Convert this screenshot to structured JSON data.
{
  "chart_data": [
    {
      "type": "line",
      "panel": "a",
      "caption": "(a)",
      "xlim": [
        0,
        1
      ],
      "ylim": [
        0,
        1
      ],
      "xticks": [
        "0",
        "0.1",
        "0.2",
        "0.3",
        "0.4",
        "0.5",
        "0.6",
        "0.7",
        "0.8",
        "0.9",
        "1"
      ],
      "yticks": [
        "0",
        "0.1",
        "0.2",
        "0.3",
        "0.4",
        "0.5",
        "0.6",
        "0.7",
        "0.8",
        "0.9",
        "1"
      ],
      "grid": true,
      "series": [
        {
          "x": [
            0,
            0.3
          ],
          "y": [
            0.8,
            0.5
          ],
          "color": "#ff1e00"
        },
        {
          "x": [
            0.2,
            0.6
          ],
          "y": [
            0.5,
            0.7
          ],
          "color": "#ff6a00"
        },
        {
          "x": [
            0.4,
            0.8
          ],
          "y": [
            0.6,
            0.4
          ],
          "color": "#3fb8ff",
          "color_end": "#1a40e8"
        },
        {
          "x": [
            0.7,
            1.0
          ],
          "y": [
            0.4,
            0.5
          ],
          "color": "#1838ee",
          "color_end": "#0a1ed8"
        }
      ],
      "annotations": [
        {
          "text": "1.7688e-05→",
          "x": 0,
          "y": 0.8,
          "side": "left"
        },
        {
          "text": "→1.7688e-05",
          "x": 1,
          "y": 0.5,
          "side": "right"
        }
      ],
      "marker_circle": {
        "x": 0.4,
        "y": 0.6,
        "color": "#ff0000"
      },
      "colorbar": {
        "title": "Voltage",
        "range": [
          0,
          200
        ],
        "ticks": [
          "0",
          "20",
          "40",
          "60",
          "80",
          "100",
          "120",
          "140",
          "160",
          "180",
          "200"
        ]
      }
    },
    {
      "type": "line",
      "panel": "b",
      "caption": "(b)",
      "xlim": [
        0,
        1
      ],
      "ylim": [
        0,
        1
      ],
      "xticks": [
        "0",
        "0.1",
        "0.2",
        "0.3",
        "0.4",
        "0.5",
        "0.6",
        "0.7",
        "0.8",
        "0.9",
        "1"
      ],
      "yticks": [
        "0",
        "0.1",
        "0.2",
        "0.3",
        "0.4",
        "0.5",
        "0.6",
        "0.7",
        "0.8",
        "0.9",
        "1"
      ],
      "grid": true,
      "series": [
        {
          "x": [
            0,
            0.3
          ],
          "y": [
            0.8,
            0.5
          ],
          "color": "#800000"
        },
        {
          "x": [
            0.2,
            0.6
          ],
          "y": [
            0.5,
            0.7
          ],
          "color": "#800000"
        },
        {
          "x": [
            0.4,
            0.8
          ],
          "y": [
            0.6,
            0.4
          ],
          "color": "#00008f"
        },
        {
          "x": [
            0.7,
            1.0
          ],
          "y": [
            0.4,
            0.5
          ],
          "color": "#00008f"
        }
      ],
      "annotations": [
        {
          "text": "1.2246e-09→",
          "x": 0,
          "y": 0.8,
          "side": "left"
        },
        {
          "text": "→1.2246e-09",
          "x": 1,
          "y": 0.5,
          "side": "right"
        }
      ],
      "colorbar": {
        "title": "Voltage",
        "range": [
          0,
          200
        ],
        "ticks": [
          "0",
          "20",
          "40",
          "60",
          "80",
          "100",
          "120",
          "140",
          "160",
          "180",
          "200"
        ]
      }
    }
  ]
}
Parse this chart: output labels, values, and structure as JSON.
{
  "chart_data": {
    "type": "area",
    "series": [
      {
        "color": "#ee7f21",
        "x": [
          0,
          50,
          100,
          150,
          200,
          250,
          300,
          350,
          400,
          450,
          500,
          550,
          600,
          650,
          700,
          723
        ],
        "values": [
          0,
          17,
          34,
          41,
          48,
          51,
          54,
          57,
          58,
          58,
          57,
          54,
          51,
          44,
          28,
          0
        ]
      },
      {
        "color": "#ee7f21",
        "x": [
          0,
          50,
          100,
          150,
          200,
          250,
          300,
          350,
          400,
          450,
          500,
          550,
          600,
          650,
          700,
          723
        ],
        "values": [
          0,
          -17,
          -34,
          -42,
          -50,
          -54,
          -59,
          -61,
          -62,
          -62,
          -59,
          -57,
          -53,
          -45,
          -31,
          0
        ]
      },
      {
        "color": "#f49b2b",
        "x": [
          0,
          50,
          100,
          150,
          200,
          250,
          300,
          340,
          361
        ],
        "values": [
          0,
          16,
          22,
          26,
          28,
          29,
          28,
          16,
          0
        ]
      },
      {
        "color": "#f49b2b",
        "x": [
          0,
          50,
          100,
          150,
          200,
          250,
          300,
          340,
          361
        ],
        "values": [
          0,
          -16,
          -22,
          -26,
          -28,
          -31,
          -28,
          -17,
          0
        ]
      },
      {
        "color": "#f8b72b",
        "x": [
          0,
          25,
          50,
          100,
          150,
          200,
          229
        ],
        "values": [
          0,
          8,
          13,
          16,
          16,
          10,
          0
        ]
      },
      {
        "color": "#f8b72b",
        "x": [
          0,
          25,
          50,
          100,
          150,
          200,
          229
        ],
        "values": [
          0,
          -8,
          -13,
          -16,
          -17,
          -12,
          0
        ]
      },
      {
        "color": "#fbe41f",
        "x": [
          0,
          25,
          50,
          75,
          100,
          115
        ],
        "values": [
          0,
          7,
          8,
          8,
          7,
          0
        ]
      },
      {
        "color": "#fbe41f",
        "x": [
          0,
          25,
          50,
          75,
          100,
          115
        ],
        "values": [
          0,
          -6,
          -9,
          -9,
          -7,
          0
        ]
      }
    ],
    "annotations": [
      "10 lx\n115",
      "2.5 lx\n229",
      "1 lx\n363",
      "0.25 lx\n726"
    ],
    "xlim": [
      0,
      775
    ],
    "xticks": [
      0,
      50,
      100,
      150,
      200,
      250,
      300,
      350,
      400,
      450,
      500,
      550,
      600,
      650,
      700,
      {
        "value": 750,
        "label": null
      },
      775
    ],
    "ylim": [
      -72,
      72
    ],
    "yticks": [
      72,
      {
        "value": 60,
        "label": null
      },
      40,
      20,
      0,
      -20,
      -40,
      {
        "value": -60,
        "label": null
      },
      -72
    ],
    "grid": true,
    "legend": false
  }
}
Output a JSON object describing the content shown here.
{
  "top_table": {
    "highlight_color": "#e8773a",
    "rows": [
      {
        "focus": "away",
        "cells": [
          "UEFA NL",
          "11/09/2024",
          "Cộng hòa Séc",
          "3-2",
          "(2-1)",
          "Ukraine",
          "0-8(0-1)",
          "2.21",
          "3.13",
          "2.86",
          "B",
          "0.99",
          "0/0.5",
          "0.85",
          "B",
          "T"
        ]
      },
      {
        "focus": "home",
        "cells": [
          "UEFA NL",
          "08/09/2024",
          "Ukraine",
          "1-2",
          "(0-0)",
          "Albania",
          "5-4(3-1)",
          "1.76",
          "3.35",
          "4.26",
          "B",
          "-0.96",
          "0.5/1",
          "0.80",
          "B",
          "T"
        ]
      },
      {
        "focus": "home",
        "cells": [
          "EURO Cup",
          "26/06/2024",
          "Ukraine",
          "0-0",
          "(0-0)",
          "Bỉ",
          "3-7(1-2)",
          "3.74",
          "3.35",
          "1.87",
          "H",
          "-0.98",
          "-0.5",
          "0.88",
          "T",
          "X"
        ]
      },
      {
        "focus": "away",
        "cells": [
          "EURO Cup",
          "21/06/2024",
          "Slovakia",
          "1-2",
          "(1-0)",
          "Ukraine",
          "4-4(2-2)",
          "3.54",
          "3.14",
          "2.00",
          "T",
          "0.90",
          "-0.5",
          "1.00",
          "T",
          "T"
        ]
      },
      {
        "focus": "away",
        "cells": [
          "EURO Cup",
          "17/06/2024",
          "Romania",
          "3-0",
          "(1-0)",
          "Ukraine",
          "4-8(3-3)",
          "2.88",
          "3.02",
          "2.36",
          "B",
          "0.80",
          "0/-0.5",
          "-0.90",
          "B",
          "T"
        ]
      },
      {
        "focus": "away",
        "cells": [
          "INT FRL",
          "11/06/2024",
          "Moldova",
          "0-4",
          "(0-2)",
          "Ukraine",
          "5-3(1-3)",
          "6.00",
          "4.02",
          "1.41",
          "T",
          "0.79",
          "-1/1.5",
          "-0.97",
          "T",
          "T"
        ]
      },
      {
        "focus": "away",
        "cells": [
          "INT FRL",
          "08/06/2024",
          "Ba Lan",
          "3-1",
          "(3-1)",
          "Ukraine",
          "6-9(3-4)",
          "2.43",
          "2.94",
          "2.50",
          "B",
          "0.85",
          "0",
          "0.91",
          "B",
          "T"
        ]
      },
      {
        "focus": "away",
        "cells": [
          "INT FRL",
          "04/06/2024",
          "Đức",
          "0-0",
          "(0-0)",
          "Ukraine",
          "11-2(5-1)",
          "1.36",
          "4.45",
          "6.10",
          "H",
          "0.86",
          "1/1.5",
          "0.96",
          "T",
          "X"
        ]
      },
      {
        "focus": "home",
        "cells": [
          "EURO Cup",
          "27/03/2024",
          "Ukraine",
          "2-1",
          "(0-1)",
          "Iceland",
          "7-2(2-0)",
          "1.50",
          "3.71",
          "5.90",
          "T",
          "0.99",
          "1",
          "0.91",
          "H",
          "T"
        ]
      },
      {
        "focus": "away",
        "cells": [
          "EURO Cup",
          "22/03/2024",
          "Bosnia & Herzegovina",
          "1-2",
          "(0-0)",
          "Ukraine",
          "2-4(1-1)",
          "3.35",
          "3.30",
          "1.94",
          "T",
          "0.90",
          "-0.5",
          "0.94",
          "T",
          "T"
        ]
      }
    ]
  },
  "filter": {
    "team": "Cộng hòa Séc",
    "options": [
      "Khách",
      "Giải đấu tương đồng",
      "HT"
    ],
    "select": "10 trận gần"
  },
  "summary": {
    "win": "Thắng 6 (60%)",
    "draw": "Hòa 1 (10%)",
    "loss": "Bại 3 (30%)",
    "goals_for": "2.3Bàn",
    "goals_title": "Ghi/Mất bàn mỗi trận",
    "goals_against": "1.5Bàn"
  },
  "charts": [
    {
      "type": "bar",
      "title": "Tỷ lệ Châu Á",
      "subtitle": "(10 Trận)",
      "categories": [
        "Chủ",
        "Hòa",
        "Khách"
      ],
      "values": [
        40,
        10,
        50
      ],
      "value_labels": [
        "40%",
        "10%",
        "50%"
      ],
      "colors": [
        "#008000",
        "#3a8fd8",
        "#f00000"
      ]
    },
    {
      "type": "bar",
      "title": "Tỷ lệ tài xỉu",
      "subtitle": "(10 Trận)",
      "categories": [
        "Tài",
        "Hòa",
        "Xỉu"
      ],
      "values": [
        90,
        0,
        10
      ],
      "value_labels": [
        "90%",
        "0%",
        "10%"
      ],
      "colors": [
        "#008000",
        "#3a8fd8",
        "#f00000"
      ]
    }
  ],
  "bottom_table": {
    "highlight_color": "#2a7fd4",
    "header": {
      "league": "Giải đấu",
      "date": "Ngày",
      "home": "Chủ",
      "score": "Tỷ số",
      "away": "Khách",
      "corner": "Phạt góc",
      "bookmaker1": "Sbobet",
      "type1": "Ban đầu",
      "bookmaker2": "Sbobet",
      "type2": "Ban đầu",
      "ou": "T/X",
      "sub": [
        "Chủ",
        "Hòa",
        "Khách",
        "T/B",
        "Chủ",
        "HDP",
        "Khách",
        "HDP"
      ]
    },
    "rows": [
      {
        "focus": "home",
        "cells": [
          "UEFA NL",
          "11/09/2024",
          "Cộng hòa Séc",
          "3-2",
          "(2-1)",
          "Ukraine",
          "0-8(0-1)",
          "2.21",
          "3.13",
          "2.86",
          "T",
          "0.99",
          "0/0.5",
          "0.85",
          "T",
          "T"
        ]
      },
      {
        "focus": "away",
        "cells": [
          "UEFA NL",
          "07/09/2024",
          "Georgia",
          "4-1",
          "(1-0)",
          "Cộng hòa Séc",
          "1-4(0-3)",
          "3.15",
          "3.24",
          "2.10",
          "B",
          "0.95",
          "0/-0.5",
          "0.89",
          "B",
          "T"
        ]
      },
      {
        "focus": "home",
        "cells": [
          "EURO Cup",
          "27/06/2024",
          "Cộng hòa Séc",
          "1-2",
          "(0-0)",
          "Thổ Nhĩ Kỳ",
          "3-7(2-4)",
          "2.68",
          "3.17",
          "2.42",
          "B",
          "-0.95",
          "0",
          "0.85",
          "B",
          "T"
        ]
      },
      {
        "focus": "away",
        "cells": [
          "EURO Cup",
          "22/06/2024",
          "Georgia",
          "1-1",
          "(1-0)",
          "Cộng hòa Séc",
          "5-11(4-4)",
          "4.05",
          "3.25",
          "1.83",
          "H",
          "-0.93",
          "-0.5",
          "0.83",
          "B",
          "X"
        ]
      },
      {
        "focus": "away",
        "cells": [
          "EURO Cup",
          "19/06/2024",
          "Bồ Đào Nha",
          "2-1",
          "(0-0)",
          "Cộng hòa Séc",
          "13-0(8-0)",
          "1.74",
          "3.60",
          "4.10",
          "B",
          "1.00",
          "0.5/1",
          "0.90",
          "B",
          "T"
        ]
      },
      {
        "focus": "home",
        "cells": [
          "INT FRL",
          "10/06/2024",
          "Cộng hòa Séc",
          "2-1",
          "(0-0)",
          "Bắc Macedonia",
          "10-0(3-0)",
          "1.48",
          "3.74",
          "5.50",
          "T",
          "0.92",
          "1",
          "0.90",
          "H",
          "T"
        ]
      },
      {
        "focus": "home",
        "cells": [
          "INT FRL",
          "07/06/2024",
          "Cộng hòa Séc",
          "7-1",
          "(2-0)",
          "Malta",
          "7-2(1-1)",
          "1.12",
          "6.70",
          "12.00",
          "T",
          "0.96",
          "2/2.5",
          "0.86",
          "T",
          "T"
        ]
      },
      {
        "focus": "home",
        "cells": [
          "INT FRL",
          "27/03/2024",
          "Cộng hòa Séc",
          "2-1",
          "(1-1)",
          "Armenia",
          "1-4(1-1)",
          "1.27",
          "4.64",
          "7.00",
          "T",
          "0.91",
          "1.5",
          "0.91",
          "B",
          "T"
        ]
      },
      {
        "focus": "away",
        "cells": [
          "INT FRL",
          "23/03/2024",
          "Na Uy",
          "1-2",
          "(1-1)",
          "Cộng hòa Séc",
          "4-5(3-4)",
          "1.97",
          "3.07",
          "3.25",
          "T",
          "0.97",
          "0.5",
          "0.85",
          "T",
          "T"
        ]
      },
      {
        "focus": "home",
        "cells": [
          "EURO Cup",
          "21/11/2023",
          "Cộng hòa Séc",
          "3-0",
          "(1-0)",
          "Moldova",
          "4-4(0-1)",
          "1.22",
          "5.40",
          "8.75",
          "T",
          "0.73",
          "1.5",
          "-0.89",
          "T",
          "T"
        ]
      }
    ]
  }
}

# [WHAT THE TASK ASKS]
Which lines hold the word "text"? Copy all of them.

# [TASK SOLUTION]
          "text": "1.7688e-05→",
          "text": "→1.7688e-05",
          "text": "1.2246e-09→",
          "text": "→1.2246e-09",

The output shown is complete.